- What the exercise asks: Skip all pictures, then print the remaining material exactly.

***

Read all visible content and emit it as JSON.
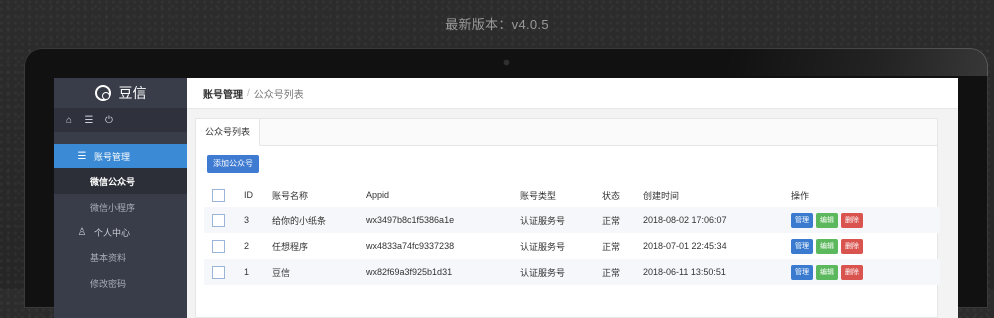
{
  "version_text": "最新版本：v4.0.5",
  "sidebar": {
    "brand": "豆信",
    "tools": [
      "⌂",
      "☰",
      "⏻"
    ],
    "menu": [
      {
        "type": "parent",
        "icon": "☰",
        "label": "账号管理",
        "active": true
      },
      {
        "type": "child",
        "label": "微信公众号",
        "active": true
      },
      {
        "type": "child",
        "label": "微信小程序",
        "active": false
      },
      {
        "type": "parent",
        "icon": "♙",
        "label": "个人中心",
        "active": false
      },
      {
        "type": "child",
        "label": "基本资料",
        "active": false
      },
      {
        "type": "child",
        "label": "修改密码",
        "active": false
      }
    ]
  },
  "breadcrumb": {
    "parent": "账号管理",
    "separator": "/",
    "current": "公众号列表"
  },
  "tab": {
    "label": "公众号列表"
  },
  "add_button": "添加公众号",
  "table": {
    "headers": [
      "ID",
      "账号名称",
      "Appid",
      "账号类型",
      "状态",
      "创建时间",
      "操作"
    ],
    "actions": {
      "manage": "管理",
      "edit": "编辑",
      "delete": "删除"
    },
    "rows": [
      {
        "id": "3",
        "name": "给你的小纸条",
        "appid": "wx3497b8c1f5386a1e",
        "type": "认证服务号",
        "status": "正常",
        "created": "2018-08-02 17:06:07"
      },
      {
        "id": "2",
        "name": "任想程序",
        "appid": "wx4833a74fc9337238",
        "type": "认证服务号",
        "status": "正常",
        "created": "2018-07-01 22:45:34"
      },
      {
        "id": "1",
        "name": "豆信",
        "appid": "wx82f69a3f925b1d31",
        "type": "认证服务号",
        "status": "正常",
        "created": "2018-06-11 13:50:51"
      }
    ]
  },
  "colors": {
    "primary": "#3e7bd1",
    "success": "#5cb85c",
    "danger": "#d9534f",
    "sidebar": "#393d49"
  }
}
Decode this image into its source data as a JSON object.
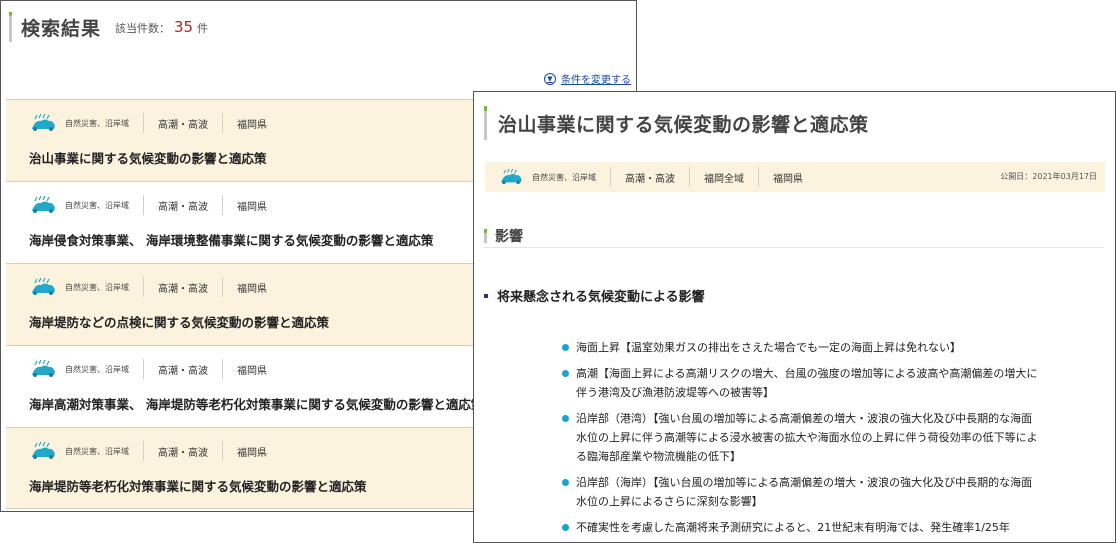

***

- Written response:
Read all visible content and emit it as JSON.
{
  "version_text": "最新版本：v4.0.5",
  "sidebar": {
    "brand": "豆信",
    "tools": [
      "⌂",
      "☰",
      "⏻"
    ],
    "menu": [
      {
        "type": "parent",
        "icon": "☰",
        "label": "账号管理",
        "active": true
      },
      {
        "type": "child",
        "label": "微信公众号",
        "active": true
      },
      {
        "type": "child",
        "label": "微信小程序",
        "active": false
      },
      {
        "type": "parent",
        "icon": "♙",
        "label": "个人中心",
        "active": false
      },
      {
        "type": "child",
        "label": "基本资料",
        "active": false
      },
      {
        "type": "child",
        "label": "修改密码",
        "active": false
      }
    ]
  },
  "breadcrumb": {
    "parent": "账号管理",
    "separator": "/",
    "current": "公众号列表"
  },
  "tab": {
    "label": "公众号列表"
  },
  "add_button": "添加公众号",
  "table": {
    "headers": [
      "ID",
      "账号名称",
      "Appid",
      "账号类型",
      "状态",
      "创建时间",
      "操作"
    ],
    "actions": {
      "manage": "管理",
      "edit": "编辑",
      "delete": "删除"
    },
    "rows": [
      {
        "id": "3",
        "name": "给你的小纸条",
        "appid": "wx3497b8c1f5386a1e",
        "type": "认证服务号",
        "status": "正常",
        "created": "2018-08-02 17:06:07"
      },
      {
        "id": "2",
        "name": "任想程序",
        "appid": "wx4833a74fc9337238",
        "type": "认证服务号",
        "status": "正常",
        "created": "2018-07-01 22:45:34"
      },
      {
        "id": "1",
        "name": "豆信",
        "appid": "wx82f69a3f925b1d31",
        "type": "认证服务号",
        "status": "正常",
        "created": "2018-06-11 13:50:51"
      }
    ]
  },
  "colors": {
    "primary": "#3e7bd1",
    "success": "#5cb85c",
    "danger": "#d9534f",
    "sidebar": "#393d49"
  }
}
Decode this image into its source data as a JSON object.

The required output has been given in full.